● Exercise inputs
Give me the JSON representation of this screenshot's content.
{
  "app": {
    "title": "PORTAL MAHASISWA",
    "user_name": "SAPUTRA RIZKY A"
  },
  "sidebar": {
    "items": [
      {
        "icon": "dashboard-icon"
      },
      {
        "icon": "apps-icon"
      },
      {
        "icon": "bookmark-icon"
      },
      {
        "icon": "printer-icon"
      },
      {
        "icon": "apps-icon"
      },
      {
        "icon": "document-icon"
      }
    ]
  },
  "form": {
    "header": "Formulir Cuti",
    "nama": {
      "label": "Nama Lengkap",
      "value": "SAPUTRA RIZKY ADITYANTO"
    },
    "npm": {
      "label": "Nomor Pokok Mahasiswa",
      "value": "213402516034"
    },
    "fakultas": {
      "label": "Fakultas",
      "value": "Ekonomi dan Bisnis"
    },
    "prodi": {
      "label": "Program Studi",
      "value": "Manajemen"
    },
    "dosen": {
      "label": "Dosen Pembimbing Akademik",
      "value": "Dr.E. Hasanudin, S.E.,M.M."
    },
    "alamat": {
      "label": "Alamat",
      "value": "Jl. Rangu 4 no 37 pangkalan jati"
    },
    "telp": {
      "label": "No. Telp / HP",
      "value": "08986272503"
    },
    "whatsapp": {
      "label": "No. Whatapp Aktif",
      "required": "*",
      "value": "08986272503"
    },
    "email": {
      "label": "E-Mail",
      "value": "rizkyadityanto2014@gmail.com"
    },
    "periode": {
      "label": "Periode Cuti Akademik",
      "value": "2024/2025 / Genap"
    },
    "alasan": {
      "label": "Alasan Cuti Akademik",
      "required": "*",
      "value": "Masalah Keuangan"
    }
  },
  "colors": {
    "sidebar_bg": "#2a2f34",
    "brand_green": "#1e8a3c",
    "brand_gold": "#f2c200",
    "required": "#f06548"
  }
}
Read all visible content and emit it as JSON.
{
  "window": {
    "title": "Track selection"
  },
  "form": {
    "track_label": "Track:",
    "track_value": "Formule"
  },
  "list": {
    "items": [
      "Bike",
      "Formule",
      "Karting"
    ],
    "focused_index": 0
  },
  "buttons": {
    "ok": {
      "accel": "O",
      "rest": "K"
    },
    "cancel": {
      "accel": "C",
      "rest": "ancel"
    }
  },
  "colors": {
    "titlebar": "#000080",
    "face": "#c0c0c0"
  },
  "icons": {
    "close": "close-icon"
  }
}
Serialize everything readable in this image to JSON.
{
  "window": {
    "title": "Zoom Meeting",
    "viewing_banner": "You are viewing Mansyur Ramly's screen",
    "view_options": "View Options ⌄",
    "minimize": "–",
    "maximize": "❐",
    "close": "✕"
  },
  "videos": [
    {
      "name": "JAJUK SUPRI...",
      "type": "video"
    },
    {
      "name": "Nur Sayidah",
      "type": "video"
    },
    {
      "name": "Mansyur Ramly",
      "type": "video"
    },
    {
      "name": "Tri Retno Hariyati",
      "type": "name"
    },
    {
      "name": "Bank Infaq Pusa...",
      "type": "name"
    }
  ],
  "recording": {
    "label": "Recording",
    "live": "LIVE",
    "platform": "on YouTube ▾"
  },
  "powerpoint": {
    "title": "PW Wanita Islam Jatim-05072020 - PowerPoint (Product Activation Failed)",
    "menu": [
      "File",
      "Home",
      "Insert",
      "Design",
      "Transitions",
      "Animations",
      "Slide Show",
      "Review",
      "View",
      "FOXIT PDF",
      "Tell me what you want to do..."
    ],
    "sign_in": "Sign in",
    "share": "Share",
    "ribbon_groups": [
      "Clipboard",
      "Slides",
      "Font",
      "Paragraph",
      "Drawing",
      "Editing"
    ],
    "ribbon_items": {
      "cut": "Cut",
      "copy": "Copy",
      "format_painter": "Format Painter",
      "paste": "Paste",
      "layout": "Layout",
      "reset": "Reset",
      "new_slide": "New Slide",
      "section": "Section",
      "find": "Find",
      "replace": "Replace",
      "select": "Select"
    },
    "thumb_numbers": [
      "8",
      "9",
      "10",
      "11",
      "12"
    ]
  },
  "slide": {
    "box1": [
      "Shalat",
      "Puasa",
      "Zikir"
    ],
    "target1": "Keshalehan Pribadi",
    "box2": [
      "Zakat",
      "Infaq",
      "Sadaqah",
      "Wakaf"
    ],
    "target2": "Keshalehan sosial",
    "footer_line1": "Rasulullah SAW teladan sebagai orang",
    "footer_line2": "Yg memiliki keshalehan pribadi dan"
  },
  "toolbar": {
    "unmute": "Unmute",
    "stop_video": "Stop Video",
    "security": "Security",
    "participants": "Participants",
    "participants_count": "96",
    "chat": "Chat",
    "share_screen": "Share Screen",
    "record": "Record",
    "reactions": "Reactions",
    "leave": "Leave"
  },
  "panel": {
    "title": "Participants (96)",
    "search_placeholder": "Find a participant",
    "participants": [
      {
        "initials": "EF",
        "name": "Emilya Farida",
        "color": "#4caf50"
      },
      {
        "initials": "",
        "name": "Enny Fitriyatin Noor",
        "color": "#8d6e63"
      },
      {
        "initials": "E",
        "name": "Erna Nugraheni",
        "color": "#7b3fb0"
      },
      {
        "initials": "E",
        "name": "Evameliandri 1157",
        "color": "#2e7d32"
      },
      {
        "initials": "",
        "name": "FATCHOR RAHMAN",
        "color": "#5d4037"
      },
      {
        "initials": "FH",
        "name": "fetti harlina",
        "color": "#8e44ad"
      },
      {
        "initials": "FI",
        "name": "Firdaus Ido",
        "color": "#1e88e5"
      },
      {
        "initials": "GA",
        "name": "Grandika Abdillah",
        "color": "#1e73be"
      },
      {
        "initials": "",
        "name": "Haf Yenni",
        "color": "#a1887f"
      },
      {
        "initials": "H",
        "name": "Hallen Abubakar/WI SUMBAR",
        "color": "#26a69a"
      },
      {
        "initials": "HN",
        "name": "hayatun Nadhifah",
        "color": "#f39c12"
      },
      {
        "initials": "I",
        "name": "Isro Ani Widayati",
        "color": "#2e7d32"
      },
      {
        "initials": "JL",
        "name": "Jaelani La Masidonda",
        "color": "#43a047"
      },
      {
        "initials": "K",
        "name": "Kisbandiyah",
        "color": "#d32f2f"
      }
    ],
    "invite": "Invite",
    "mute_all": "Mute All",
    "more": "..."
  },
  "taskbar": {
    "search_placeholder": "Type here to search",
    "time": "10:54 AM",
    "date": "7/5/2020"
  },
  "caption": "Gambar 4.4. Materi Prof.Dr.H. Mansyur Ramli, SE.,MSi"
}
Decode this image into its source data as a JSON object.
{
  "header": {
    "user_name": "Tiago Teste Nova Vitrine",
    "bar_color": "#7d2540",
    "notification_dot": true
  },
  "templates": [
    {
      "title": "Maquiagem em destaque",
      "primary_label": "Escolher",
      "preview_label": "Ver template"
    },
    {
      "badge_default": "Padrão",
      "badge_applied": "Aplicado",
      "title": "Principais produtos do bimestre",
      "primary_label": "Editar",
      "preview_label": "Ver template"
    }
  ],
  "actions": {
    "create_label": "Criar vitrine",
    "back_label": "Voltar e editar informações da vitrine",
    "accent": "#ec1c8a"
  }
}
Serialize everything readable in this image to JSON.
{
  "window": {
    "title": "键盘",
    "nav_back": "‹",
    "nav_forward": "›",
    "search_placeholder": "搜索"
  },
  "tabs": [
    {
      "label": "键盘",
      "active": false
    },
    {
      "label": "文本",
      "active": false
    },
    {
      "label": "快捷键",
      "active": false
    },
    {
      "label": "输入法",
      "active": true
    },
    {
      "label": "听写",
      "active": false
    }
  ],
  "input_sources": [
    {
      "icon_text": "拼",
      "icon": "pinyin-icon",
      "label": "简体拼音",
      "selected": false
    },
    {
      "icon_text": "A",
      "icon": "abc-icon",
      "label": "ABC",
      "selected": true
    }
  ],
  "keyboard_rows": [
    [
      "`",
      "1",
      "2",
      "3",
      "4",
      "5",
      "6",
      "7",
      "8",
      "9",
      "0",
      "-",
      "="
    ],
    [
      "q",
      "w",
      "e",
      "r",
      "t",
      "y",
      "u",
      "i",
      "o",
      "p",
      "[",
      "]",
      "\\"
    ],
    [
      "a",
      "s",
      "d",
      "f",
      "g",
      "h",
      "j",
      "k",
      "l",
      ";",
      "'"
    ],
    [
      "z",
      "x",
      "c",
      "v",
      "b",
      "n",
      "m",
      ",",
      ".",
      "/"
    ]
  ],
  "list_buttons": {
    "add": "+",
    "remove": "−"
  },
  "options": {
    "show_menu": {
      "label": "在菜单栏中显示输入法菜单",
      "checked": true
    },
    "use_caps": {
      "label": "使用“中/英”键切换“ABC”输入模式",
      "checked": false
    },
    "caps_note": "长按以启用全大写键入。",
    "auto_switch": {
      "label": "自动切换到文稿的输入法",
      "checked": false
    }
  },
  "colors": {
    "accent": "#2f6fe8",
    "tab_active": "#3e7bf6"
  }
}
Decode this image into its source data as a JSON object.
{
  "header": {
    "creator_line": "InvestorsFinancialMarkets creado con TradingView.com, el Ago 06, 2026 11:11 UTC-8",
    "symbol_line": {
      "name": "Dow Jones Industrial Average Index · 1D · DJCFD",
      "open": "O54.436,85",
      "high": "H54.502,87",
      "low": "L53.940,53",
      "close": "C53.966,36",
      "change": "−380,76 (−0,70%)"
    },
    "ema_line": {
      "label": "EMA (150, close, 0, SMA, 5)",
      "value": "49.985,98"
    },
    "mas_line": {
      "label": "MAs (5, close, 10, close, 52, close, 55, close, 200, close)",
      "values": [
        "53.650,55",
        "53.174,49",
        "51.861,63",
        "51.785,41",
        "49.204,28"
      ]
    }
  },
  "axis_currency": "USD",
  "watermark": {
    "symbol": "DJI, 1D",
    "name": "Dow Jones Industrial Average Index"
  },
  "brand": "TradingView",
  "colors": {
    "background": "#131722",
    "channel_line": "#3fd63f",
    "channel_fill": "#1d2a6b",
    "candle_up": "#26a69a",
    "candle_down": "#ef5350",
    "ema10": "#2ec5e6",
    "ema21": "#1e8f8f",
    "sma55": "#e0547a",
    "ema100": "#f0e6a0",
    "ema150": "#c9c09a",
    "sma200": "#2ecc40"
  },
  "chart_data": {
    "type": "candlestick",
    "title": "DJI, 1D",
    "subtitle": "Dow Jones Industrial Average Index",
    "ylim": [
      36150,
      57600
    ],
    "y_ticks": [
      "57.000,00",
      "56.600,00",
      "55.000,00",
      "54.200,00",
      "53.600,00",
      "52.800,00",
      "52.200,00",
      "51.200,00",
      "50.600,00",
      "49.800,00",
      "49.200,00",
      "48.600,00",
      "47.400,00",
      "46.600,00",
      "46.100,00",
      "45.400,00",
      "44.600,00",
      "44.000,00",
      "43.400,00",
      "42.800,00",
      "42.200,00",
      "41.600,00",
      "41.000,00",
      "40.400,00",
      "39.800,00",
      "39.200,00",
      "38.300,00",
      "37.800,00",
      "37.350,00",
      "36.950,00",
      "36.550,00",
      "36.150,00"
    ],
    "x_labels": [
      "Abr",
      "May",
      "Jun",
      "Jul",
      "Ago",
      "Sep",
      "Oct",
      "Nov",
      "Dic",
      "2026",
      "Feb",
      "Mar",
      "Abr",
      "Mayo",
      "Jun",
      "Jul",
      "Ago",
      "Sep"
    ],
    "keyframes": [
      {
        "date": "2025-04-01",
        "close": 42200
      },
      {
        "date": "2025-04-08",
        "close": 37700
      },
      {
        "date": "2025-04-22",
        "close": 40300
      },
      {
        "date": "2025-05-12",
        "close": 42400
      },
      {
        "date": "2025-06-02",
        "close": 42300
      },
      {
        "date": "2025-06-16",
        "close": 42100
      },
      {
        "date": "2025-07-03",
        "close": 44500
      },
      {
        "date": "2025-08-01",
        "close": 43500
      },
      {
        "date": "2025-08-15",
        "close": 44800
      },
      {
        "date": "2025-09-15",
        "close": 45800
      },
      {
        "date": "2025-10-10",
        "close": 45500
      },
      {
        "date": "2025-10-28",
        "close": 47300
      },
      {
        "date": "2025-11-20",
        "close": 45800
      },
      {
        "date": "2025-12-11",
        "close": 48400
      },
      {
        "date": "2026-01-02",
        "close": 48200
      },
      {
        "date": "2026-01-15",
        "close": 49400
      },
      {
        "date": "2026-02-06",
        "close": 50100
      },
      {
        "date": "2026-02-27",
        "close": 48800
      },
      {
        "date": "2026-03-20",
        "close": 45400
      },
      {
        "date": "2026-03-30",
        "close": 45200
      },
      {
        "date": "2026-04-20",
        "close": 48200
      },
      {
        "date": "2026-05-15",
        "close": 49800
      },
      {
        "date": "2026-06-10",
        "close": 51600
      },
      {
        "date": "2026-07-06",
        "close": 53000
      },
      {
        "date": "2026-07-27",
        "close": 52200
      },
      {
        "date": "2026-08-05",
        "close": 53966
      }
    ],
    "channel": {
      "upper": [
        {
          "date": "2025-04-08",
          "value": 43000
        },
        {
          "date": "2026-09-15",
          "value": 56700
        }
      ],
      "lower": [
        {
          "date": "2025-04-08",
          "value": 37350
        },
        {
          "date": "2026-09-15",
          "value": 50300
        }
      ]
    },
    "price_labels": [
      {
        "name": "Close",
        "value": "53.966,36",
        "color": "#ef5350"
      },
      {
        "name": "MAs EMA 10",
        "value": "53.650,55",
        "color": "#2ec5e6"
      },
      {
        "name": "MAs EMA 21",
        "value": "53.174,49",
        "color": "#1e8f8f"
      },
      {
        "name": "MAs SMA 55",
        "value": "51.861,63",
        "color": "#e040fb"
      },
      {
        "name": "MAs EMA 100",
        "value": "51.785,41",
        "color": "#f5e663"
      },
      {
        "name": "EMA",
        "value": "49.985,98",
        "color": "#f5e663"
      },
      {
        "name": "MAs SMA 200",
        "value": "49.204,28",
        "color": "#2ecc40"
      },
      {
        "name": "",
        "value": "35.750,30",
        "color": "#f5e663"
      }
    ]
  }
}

● Task instructions
From the data above, copy each line that holds "Jones".

● Result
      "name": "Dow Jones Industrial Average Index · 1D · DJCFD",
    "name": "Dow Jones Industrial Average Index"
    "subtitle": "Dow Jones Industrial Average Index",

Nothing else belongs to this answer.